▶ **What needs to be done**
Pictures do not belong in the copy. Return all of the entries exactly.

▶ **Raw data**
※

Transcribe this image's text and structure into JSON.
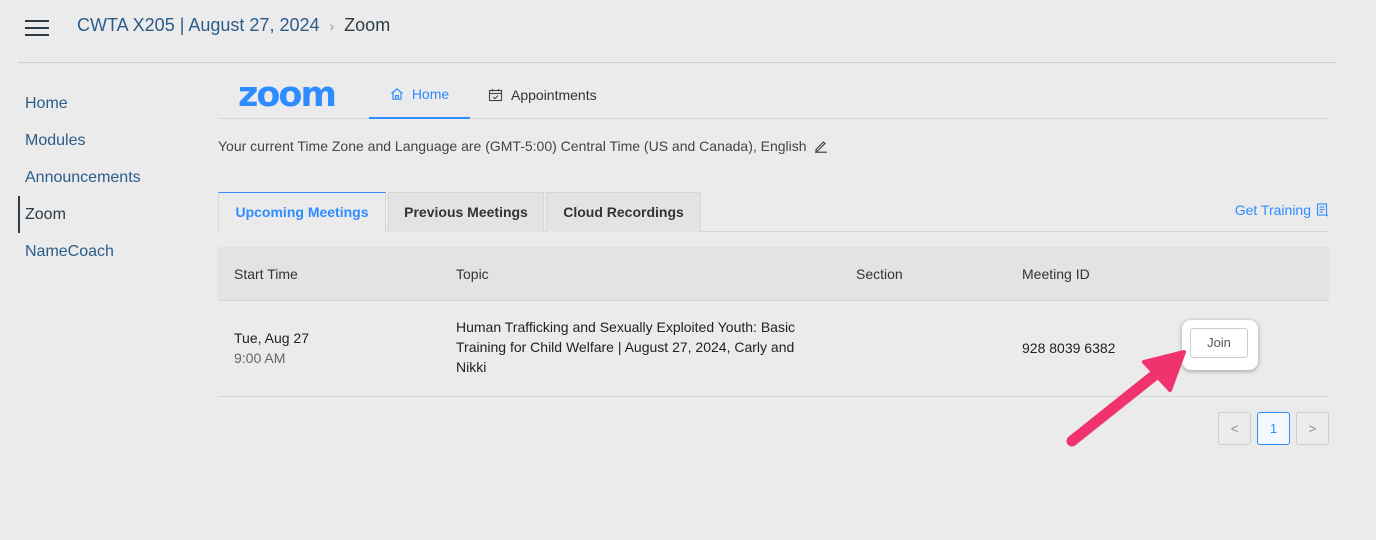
{
  "breadcrumb": {
    "course": "CWTA X205 | August 27, 2024",
    "separator": "›",
    "current": "Zoom"
  },
  "sidenav": {
    "items": [
      {
        "label": "Home",
        "active": false
      },
      {
        "label": "Modules",
        "active": false
      },
      {
        "label": "Announcements",
        "active": false
      },
      {
        "label": "Zoom",
        "active": true
      },
      {
        "label": "NameCoach",
        "active": false
      }
    ]
  },
  "zoom": {
    "logo": "zoom",
    "tabs": {
      "home": "Home",
      "appointments": "Appointments"
    },
    "timezone_text": "Your current Time Zone and Language are (GMT-5:00) Central Time (US and Canada), English",
    "meeting_tabs": {
      "upcoming": "Upcoming Meetings",
      "previous": "Previous Meetings",
      "cloud": "Cloud Recordings"
    },
    "get_training": "Get Training",
    "table": {
      "headers": {
        "start_time": "Start Time",
        "topic": "Topic",
        "section": "Section",
        "meeting_id": "Meeting ID"
      },
      "rows": [
        {
          "date": "Tue, Aug 27",
          "time": "9:00 AM",
          "topic": "Human Trafficking and Sexually Exploited Youth: Basic Training for Child Welfare | August 27, 2024, Carly and Nikki",
          "section": "",
          "meeting_id": "928 8039 6382",
          "action": "Join"
        }
      ]
    },
    "pagination": {
      "prev": "<",
      "current_page": "1",
      "next": ">"
    }
  },
  "colors": {
    "zoom_blue": "#2d8cff",
    "canvas_link": "#2b5c8a",
    "annotation_arrow": "#f0336e"
  }
}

※

▶ **The solution**
Transcribe this image's text and structure into JSON.
{
  "breadcrumb": {
    "course": "CWTA X205 | August 27, 2024",
    "separator": "›",
    "current": "Zoom"
  },
  "sidenav": {
    "items": [
      {
        "label": "Home",
        "active": false
      },
      {
        "label": "Modules",
        "active": false
      },
      {
        "label": "Announcements",
        "active": false
      },
      {
        "label": "Zoom",
        "active": true
      },
      {
        "label": "NameCoach",
        "active": false
      }
    ]
  },
  "zoom": {
    "logo": "zoom",
    "tabs": {
      "home": "Home",
      "appointments": "Appointments"
    },
    "timezone_text": "Your current Time Zone and Language are (GMT-5:00) Central Time (US and Canada), English",
    "meeting_tabs": {
      "upcoming": "Upcoming Meetings",
      "previous": "Previous Meetings",
      "cloud": "Cloud Recordings"
    },
    "get_training": "Get Training",
    "table": {
      "headers": {
        "start_time": "Start Time",
        "topic": "Topic",
        "section": "Section",
        "meeting_id": "Meeting ID"
      },
      "rows": [
        {
          "date": "Tue, Aug 27",
          "time": "9:00 AM",
          "topic": "Human Trafficking and Sexually Exploited Youth: Basic Training for Child Welfare | August 27, 2024, Carly and Nikki",
          "section": "",
          "meeting_id": "928 8039 6382",
          "action": "Join"
        }
      ]
    },
    "pagination": {
      "prev": "<",
      "current_page": "1",
      "next": ">"
    }
  },
  "colors": {
    "zoom_blue": "#2d8cff",
    "canvas_link": "#2b5c8a",
    "annotation_arrow": "#f0336e"
  }
}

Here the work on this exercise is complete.